[BEGIN Source text]
Shape memory alloys (SMA) show highly nonlinear hysteretic stress-strain temperature responses due to martensitic phase transformations reversible up to about 5% tensile strain while reaching stresses of about 1GPa in thousands of cycles. This yields very large energy which can be utilized in smart structures for actuation, damping, impact absorption or simply for designing highly elastic (superelastic) members of engineering structures. They have been around for over five decades, and since that, many mechanics models capable of simulation of their response have been developed and published in the literature over the last two decades.

Nevertheless, when one tries to use these models to design or safely control smart structures, many common problems arise. While trying to identify the reasons for those problems and their best solutions within the S3T community involved in the smart structure design and control, it was very difficult to achieve a mutual agreement between individual teams developing various SMA models. The models and teams involved in the activity are best known by the names of their original proposers (Patoor-Ben Zineb, Aurichio, Lexcellent, Brinson, Lagoudas, Favier-Rio, Sittner-Sedlak).
[END Source text]
[BEGIN Supplied entries]
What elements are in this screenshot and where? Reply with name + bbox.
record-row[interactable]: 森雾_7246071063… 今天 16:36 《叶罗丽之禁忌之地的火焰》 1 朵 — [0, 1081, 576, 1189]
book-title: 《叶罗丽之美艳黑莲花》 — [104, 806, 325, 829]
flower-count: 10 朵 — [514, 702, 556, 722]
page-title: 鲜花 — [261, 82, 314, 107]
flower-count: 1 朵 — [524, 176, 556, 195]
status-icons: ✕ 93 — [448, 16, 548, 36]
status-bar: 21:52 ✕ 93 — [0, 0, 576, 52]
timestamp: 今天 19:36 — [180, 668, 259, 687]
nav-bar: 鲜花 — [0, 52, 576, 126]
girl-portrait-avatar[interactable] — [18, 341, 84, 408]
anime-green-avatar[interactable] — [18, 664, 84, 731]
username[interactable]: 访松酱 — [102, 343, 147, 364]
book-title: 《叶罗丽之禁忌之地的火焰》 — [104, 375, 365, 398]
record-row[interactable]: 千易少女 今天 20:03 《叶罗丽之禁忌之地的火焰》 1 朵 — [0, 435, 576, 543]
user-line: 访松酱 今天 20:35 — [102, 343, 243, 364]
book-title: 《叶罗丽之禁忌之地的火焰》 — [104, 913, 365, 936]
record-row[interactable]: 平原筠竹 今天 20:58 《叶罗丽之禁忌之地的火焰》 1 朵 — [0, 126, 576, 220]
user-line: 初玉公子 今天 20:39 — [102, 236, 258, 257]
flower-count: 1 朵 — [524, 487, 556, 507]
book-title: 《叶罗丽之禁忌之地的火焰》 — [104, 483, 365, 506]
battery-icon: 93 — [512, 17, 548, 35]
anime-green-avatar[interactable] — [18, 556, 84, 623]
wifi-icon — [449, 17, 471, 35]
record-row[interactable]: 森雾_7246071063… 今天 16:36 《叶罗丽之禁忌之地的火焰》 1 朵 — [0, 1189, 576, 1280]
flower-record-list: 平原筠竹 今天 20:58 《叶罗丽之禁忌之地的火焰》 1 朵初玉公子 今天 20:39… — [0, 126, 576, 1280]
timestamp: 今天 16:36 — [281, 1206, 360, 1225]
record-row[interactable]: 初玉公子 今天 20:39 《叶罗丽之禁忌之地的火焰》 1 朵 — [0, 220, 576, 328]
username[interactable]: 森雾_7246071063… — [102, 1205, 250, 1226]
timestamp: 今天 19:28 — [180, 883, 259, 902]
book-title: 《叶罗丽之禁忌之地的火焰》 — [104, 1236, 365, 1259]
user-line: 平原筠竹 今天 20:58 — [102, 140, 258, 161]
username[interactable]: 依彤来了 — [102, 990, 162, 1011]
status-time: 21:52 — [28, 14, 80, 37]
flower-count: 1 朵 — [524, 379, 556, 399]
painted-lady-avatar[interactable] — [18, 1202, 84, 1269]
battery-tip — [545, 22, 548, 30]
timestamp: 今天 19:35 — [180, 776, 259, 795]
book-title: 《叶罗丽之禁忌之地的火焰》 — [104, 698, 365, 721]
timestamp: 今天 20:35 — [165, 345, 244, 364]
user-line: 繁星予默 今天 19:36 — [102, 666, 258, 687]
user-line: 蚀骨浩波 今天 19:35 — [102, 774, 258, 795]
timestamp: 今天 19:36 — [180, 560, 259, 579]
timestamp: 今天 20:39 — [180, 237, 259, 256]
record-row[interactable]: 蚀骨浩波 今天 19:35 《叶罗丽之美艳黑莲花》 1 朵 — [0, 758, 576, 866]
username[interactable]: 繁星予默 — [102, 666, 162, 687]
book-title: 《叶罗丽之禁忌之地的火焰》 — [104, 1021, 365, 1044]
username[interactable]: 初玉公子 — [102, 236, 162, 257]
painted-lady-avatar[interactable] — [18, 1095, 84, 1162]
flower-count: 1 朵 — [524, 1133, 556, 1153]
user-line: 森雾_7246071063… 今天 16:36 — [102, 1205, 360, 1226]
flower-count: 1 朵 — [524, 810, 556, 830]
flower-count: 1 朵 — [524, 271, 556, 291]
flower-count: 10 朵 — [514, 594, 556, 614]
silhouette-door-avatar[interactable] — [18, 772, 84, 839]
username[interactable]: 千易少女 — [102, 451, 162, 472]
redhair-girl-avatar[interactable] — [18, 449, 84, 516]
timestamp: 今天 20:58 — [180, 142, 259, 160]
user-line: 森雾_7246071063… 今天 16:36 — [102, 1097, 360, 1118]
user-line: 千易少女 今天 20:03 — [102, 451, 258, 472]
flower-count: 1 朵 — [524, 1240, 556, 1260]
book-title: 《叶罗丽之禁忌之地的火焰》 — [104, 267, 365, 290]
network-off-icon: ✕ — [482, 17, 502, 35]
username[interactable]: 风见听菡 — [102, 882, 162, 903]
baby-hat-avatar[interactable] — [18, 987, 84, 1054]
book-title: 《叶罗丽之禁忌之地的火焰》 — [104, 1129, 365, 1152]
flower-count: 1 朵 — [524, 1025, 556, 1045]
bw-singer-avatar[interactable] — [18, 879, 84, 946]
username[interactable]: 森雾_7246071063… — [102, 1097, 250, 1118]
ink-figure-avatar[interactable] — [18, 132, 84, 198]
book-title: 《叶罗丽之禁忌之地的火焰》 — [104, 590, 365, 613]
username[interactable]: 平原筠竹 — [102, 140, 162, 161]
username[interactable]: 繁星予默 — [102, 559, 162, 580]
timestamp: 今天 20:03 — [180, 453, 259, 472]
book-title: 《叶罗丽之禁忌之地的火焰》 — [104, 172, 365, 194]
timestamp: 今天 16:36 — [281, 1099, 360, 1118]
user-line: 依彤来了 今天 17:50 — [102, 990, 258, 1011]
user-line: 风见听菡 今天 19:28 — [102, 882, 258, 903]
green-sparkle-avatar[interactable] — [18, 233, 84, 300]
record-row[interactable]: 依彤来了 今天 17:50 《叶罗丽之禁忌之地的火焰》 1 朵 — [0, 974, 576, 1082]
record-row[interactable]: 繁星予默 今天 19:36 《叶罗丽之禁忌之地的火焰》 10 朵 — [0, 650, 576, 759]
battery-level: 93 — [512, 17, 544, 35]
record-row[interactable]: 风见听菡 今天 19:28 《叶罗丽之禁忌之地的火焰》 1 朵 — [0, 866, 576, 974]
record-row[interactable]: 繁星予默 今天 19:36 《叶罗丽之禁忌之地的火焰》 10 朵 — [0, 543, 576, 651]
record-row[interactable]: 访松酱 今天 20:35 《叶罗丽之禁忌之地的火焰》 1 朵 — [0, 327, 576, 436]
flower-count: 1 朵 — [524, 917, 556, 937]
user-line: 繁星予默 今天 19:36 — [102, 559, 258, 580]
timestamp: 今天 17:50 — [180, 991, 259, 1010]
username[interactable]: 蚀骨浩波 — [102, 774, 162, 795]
[END Supplied entries]
(What you have to do): Rewrite the shape memory alloy passage starting with "Shape memory alloys" and going on through "last two decades.", renaming "smart structures" as "adaptive structures" throughout. The lines are independent material and have no connection to the text on shape memory alloys.

(Response to this exercise):
Shape memory alloys (SMA) show highly nonlinear hysteretic stress-strain temperature responses due to martensitic phase transformations reversible up to about 5% tensile strain while reaching stresses of about 1GPa in thousands of cycles. This yields very large energy which can be utilized in adaptive structures for actuation, damping, impact absorption or simply for designing highly elastic (superelastic) members of engineering structures. They have been around for over five decades, and since that, many mechanics models capable of simulation of their response have been developed and published in the literature over the last two decades.